┌─ Records to use
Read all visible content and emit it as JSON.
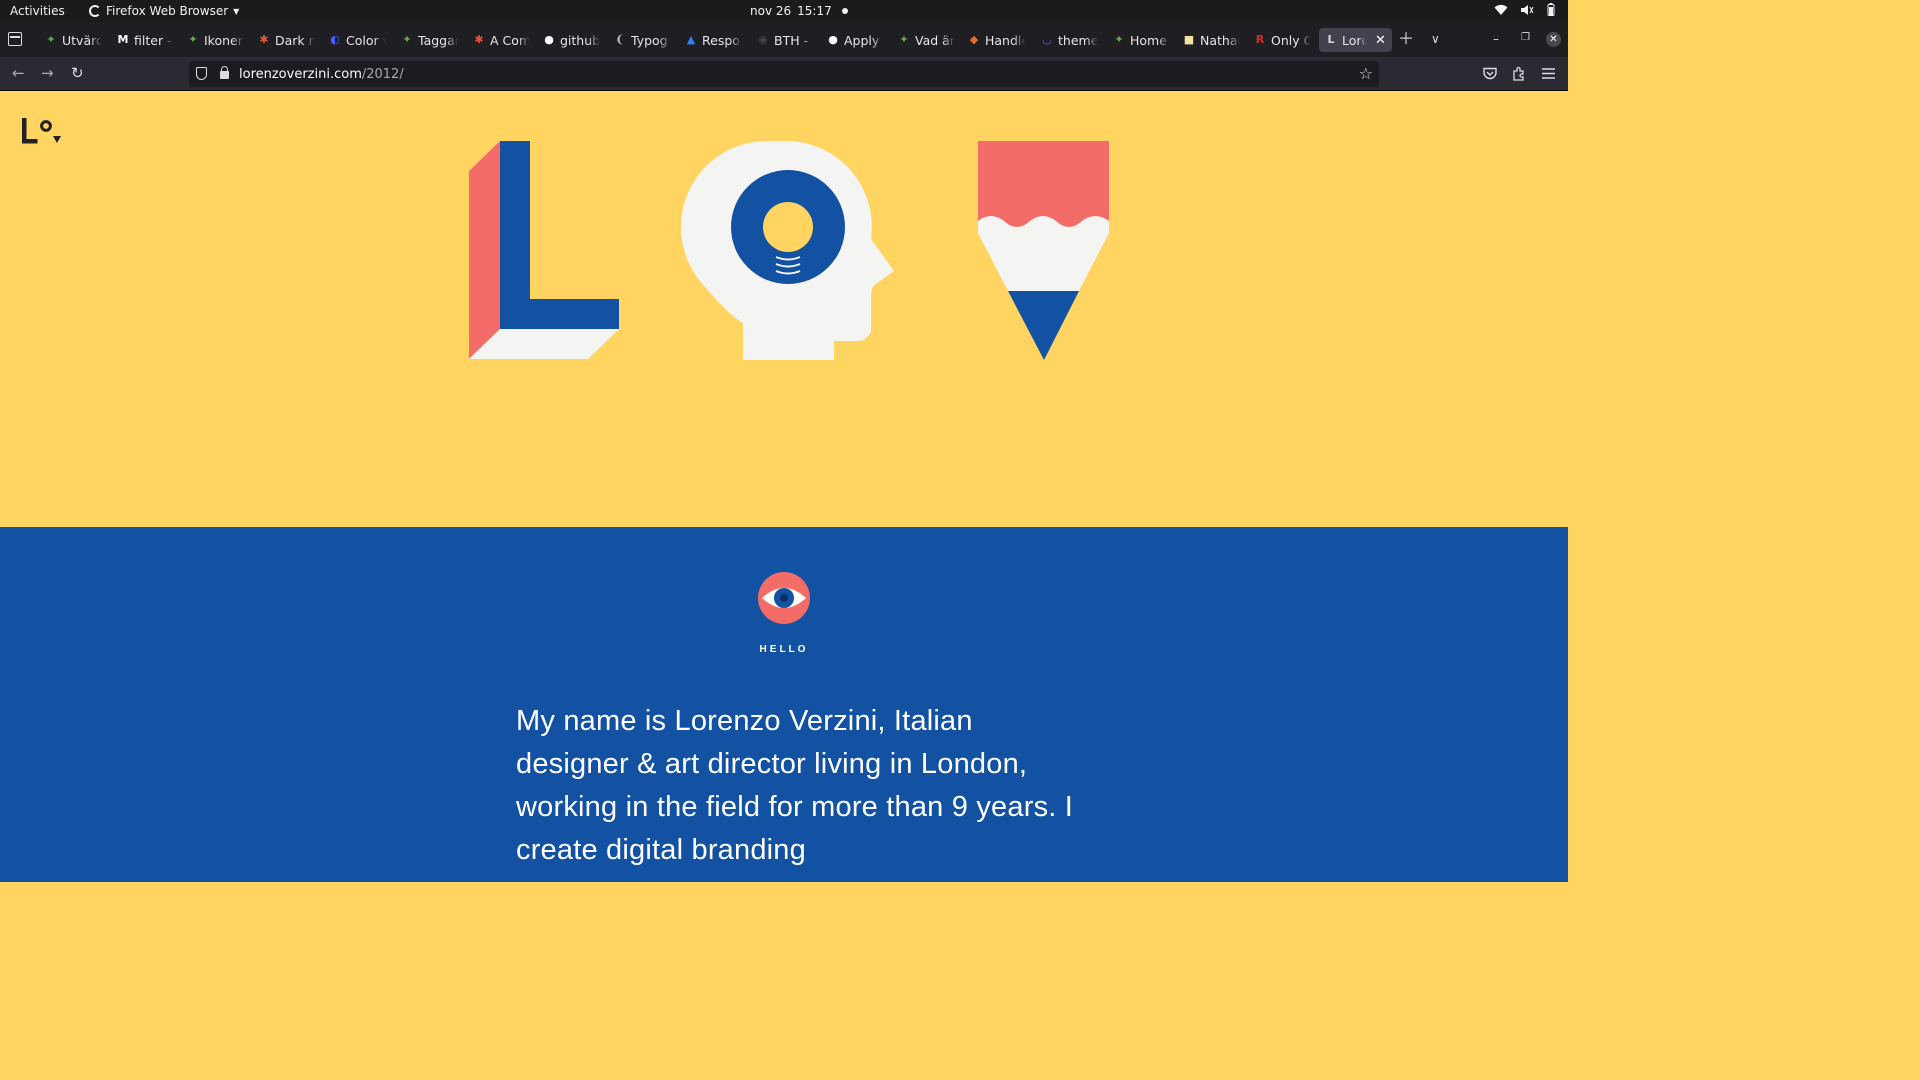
{
  "system": {
    "activities": "Activities",
    "app_name": "Firefox Web Browser",
    "clock_date": "nov 26",
    "clock_time": "15:17"
  },
  "tabs": [
    {
      "title": "Utvärd",
      "icon": "green-leaf-icon",
      "color": "#6aa84f"
    },
    {
      "title": "filter -",
      "icon": "medium-icon",
      "color": "#ffffff"
    },
    {
      "title": "Ikoner",
      "icon": "green-leaf-icon",
      "color": "#6aa84f"
    },
    {
      "title": "Dark n",
      "icon": "asterisk-icon",
      "color": "#e8553c"
    },
    {
      "title": "Color v",
      "icon": "colorbox-icon",
      "color": "#4a5cff"
    },
    {
      "title": "Taggar",
      "icon": "green-leaf-icon",
      "color": "#6aa84f"
    },
    {
      "title": "A Com",
      "icon": "asterisk-icon",
      "color": "#e8553c"
    },
    {
      "title": "github",
      "icon": "github-icon",
      "color": "#ffffff"
    },
    {
      "title": "Typog",
      "icon": "typography-icon",
      "color": "#cccccc"
    },
    {
      "title": "Respo",
      "icon": "responsive-icon",
      "color": "#2d7ff9"
    },
    {
      "title": "BTH - (",
      "icon": "bth-icon",
      "color": "#444444"
    },
    {
      "title": "Apply",
      "icon": "github-icon",
      "color": "#ffffff"
    },
    {
      "title": "Vad är",
      "icon": "green-leaf-icon",
      "color": "#6aa84f"
    },
    {
      "title": "Handle",
      "icon": "handle-icon",
      "color": "#e56b2e"
    },
    {
      "title": "theme",
      "icon": "theme-icon",
      "color": "#6c5ce7"
    },
    {
      "title": "Home",
      "icon": "green-leaf-icon",
      "color": "#6aa84f"
    },
    {
      "title": "Nathan",
      "icon": "nathan-icon",
      "color": "#f3e3a0"
    },
    {
      "title": "Only C",
      "icon": "r-icon",
      "color": "#d0312d"
    },
    {
      "title": "Lore",
      "icon": "lorenzo-icon",
      "color": "#dddddd"
    }
  ],
  "url": {
    "host": "lorenzoverzini.com",
    "path": "/2012/"
  },
  "page": {
    "hello_label": "HELLO",
    "intro_text": "My name is Lorenzo Verzini, Italian designer & art director living in London, working in the field for more than 9 years. I create digital branding"
  },
  "colors": {
    "yellow": "#ffd461",
    "blue": "#1352a2",
    "coral": "#f36c67",
    "offwhite": "#f4f4f2"
  }
}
└─
→ What the task asks: Reproduce all of the material above word for word. Omit the pictures.

→ Task solution:
Read all visible content and emit it as JSON.
{
  "system": {
    "activities": "Activities",
    "app_name": "Firefox Web Browser",
    "clock_date": "nov 26",
    "clock_time": "15:17"
  },
  "tabs": [
    {
      "title": "Utvärd",
      "icon": "green-leaf-icon",
      "color": "#6aa84f"
    },
    {
      "title": "filter -",
      "icon": "medium-icon",
      "color": "#ffffff"
    },
    {
      "title": "Ikoner",
      "icon": "green-leaf-icon",
      "color": "#6aa84f"
    },
    {
      "title": "Dark n",
      "icon": "asterisk-icon",
      "color": "#e8553c"
    },
    {
      "title": "Color v",
      "icon": "colorbox-icon",
      "color": "#4a5cff"
    },
    {
      "title": "Taggar",
      "icon": "green-leaf-icon",
      "color": "#6aa84f"
    },
    {
      "title": "A Com",
      "icon": "asterisk-icon",
      "color": "#e8553c"
    },
    {
      "title": "github",
      "icon": "github-icon",
      "color": "#ffffff"
    },
    {
      "title": "Typog",
      "icon": "typography-icon",
      "color": "#cccccc"
    },
    {
      "title": "Respo",
      "icon": "responsive-icon",
      "color": "#2d7ff9"
    },
    {
      "title": "BTH - (",
      "icon": "bth-icon",
      "color": "#444444"
    },
    {
      "title": "Apply",
      "icon": "github-icon",
      "color": "#ffffff"
    },
    {
      "title": "Vad är",
      "icon": "green-leaf-icon",
      "color": "#6aa84f"
    },
    {
      "title": "Handle",
      "icon": "handle-icon",
      "color": "#e56b2e"
    },
    {
      "title": "theme",
      "icon": "theme-icon",
      "color": "#6c5ce7"
    },
    {
      "title": "Home",
      "icon": "green-leaf-icon",
      "color": "#6aa84f"
    },
    {
      "title": "Nathan",
      "icon": "nathan-icon",
      "color": "#f3e3a0"
    },
    {
      "title": "Only C",
      "icon": "r-icon",
      "color": "#d0312d"
    },
    {
      "title": "Lore",
      "icon": "lorenzo-icon",
      "color": "#dddddd"
    }
  ],
  "url": {
    "host": "lorenzoverzini.com",
    "path": "/2012/"
  },
  "page": {
    "hello_label": "HELLO",
    "intro_text": "My name is Lorenzo Verzini, Italian designer & art director living in London, working in the field for more than 9 years. I create digital branding"
  },
  "colors": {
    "yellow": "#ffd461",
    "blue": "#1352a2",
    "coral": "#f36c67",
    "offwhite": "#f4f4f2"
  }
}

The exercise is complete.